Search the entries for the word "this" and pull out each line that has it.

***** Extracted entries *****

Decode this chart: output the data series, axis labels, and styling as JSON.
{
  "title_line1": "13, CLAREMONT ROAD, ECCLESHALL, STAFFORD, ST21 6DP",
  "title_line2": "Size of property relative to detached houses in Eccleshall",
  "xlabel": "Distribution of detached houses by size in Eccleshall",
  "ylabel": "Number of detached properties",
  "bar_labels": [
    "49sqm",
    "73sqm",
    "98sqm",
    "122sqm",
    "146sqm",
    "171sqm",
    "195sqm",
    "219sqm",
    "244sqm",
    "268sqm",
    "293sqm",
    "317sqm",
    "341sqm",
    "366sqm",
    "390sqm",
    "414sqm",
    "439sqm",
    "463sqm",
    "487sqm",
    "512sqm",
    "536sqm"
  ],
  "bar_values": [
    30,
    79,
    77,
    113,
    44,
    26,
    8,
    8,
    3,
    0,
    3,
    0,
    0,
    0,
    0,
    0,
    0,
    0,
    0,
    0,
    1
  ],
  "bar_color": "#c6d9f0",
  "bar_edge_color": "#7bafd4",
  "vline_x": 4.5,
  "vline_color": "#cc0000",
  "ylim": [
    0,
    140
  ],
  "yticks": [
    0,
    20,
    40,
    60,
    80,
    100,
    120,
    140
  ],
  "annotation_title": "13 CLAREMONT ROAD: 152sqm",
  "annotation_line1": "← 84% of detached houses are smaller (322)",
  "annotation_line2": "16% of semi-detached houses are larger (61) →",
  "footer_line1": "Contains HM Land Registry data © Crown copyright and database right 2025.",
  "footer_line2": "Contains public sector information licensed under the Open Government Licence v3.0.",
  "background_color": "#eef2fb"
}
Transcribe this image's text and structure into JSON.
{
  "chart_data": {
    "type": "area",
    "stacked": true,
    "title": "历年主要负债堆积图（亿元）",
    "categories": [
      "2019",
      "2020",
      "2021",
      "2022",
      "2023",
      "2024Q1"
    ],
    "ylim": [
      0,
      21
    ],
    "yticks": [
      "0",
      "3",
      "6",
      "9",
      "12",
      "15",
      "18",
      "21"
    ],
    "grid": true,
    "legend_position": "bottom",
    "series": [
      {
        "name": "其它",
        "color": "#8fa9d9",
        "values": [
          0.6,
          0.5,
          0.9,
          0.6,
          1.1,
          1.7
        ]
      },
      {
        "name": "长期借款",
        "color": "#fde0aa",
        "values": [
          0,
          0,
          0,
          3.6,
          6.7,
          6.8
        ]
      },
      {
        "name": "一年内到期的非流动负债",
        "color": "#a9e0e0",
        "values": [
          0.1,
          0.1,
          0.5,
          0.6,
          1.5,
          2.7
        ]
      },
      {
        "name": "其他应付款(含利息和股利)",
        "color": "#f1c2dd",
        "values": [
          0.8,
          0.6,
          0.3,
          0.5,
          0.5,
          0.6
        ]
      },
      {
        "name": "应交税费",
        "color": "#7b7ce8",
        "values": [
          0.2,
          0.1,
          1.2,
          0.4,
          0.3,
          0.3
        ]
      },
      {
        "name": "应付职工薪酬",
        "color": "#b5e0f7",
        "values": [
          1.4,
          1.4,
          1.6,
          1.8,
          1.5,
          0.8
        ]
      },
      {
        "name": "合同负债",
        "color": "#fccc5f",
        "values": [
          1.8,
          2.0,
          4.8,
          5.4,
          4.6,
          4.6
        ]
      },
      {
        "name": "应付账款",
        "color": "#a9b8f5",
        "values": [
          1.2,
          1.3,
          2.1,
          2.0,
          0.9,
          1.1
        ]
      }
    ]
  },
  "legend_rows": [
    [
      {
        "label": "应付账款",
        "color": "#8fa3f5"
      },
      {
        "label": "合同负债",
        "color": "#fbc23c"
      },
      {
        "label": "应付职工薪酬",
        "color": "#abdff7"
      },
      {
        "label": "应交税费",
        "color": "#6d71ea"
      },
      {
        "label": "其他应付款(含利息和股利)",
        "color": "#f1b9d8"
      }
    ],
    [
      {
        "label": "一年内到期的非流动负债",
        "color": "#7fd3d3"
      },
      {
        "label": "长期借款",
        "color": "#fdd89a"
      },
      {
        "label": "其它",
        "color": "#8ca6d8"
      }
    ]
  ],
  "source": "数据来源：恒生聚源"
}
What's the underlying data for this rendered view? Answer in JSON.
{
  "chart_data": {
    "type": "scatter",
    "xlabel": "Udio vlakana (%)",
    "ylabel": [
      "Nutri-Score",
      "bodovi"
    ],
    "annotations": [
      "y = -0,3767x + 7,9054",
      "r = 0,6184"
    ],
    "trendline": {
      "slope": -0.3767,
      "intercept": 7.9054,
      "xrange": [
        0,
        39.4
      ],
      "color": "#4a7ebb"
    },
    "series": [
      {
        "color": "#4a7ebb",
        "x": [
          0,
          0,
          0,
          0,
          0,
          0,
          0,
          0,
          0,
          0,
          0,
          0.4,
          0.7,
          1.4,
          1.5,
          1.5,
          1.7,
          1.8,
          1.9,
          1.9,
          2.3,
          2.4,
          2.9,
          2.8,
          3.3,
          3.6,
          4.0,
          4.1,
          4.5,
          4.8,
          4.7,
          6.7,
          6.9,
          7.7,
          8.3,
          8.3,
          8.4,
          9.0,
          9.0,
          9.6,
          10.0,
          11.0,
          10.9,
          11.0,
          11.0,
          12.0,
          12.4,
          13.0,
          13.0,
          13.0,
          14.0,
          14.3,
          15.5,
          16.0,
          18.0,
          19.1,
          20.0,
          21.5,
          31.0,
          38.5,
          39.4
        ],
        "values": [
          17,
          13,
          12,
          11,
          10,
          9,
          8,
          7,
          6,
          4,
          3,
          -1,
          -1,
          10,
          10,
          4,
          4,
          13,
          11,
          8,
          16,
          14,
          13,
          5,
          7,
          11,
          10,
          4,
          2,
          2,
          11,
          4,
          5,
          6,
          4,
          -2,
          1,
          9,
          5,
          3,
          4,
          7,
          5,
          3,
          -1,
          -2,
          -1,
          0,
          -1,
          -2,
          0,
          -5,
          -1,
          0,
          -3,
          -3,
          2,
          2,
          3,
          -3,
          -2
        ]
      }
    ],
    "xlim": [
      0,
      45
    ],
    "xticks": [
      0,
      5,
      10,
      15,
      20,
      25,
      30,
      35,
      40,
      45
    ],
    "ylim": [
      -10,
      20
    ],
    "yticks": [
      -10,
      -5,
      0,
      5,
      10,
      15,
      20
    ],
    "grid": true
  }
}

*****

→ Task result:
Decode this chart: output the data series, axis labels, and styling as JSON.
Transcribe this image's text and structure into JSON.
What's the underlying data for this rendered view? Answer in JSON.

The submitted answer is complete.